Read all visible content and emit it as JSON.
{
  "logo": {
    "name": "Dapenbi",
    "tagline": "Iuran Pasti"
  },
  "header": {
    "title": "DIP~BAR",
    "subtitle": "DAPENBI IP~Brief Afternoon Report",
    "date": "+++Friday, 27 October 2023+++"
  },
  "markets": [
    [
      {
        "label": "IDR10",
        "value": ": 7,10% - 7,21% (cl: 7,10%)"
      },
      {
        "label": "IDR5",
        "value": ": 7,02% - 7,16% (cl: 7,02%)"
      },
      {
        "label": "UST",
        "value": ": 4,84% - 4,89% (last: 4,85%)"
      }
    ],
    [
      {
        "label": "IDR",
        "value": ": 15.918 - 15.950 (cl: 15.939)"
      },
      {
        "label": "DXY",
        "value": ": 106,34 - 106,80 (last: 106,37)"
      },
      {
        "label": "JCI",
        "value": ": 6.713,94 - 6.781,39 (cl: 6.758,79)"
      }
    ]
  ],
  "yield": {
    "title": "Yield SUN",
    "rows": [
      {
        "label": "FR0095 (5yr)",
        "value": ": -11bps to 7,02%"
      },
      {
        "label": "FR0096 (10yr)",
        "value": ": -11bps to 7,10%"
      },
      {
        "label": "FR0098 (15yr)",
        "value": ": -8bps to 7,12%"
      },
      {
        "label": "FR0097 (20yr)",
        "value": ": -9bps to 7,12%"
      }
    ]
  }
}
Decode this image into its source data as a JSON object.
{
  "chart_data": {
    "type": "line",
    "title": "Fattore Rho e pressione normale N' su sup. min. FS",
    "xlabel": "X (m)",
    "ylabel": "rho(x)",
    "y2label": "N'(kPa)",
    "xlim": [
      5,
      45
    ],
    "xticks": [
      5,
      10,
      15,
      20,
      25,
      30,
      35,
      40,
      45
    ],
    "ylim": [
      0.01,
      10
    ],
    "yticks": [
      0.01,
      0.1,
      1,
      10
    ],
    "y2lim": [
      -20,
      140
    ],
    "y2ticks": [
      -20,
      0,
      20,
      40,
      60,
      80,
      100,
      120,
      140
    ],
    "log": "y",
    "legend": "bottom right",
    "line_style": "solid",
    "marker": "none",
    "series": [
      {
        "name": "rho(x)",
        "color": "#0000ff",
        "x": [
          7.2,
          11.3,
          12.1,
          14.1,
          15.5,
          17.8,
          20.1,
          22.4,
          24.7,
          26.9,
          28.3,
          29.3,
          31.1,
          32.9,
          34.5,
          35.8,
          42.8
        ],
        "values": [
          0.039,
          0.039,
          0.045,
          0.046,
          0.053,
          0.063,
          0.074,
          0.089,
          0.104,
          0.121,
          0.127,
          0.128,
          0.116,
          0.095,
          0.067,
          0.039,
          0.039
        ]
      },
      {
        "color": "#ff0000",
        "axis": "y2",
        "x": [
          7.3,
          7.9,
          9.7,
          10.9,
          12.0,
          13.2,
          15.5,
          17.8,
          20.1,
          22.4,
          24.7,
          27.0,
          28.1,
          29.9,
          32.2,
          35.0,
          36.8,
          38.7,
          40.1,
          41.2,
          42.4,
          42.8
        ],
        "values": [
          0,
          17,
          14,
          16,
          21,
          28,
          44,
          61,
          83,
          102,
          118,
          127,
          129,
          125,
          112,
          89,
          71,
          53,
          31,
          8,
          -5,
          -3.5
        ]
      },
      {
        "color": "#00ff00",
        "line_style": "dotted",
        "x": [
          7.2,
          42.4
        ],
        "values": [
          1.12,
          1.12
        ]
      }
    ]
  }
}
━━━━━━━━━━━━━━━━
● WHAT IS REQUIRED
Every line above needs to be retyped exactly.

● RIGHT ANSWER
Read all visible content and emit it as JSON.
{
  "logo": {
    "name": "Dapenbi",
    "tagline": "Iuran Pasti"
  },
  "header": {
    "title": "DIP~BAR",
    "subtitle": "DAPENBI IP~Brief Afternoon Report",
    "date": "+++Friday, 27 October 2023+++"
  },
  "markets": [
    [
      {
        "label": "IDR10",
        "value": ": 7,10% - 7,21% (cl: 7,10%)"
      },
      {
        "label": "IDR5",
        "value": ": 7,02% - 7,16% (cl: 7,02%)"
      },
      {
        "label": "UST",
        "value": ": 4,84% - 4,89% (last: 4,85%)"
      }
    ],
    [
      {
        "label": "IDR",
        "value": ": 15.918 - 15.950 (cl: 15.939)"
      },
      {
        "label": "DXY",
        "value": ": 106,34 - 106,80 (last: 106,37)"
      },
      {
        "label": "JCI",
        "value": ": 6.713,94 - 6.781,39 (cl: 6.758,79)"
      }
    ]
  ],
  "yield": {
    "title": "Yield SUN",
    "rows": [
      {
        "label": "FR0095 (5yr)",
        "value": ": -11bps to 7,02%"
      },
      {
        "label": "FR0096 (10yr)",
        "value": ": -11bps to 7,10%"
      },
      {
        "label": "FR0098 (15yr)",
        "value": ": -8bps to 7,12%"
      },
      {
        "label": "FR0097 (20yr)",
        "value": ": -9bps to 7,12%"
      }
    ]
  }
}
Decode this image into its source data as a JSON object.
{
  "chart_data": {
    "type": "line",
    "title": "Fattore Rho e pressione normale N' su sup. min. FS",
    "xlabel": "X (m)",
    "ylabel": "rho(x)",
    "y2label": "N'(kPa)",
    "xlim": [
      5,
      45
    ],
    "xticks": [
      5,
      10,
      15,
      20,
      25,
      30,
      35,
      40,
      45
    ],
    "ylim": [
      0.01,
      10
    ],
    "yticks": [
      0.01,
      0.1,
      1,
      10
    ],
    "y2lim": [
      -20,
      140
    ],
    "y2ticks": [
      -20,
      0,
      20,
      40,
      60,
      80,
      100,
      120,
      140
    ],
    "log": "y",
    "legend": "bottom right",
    "line_style": "solid",
    "marker": "none",
    "series": [
      {
        "name": "rho(x)",
        "color": "#0000ff",
        "x": [
          7.2,
          11.3,
          12.1,
          14.1,
          15.5,
          17.8,
          20.1,
          22.4,
          24.7,
          26.9,
          28.3,
          29.3,
          31.1,
          32.9,
          34.5,
          35.8,
          42.8
        ],
        "values": [
          0.039,
          0.039,
          0.045,
          0.046,
          0.053,
          0.063,
          0.074,
          0.089,
          0.104,
          0.121,
          0.127,
          0.128,
          0.116,
          0.095,
          0.067,
          0.039,
          0.039
        ]
      },
      {
        "color": "#ff0000",
        "axis": "y2",
        "x": [
          7.3,
          7.9,
          9.7,
          10.9,
          12.0,
          13.2,
          15.5,
          17.8,
          20.1,
          22.4,
          24.7,
          27.0,
          28.1,
          29.9,
          32.2,
          35.0,
          36.8,
          38.7,
          40.1,
          41.2,
          42.4,
          42.8
        ],
        "values": [
          0,
          17,
          14,
          16,
          21,
          28,
          44,
          61,
          83,
          102,
          118,
          127,
          129,
          125,
          112,
          89,
          71,
          53,
          31,
          8,
          -5,
          -3.5
        ]
      },
      {
        "color": "#00ff00",
        "line_style": "dotted",
        "x": [
          7.2,
          42.4
        ],
        "values": [
          1.12,
          1.12
        ]
      }
    ]
  }
}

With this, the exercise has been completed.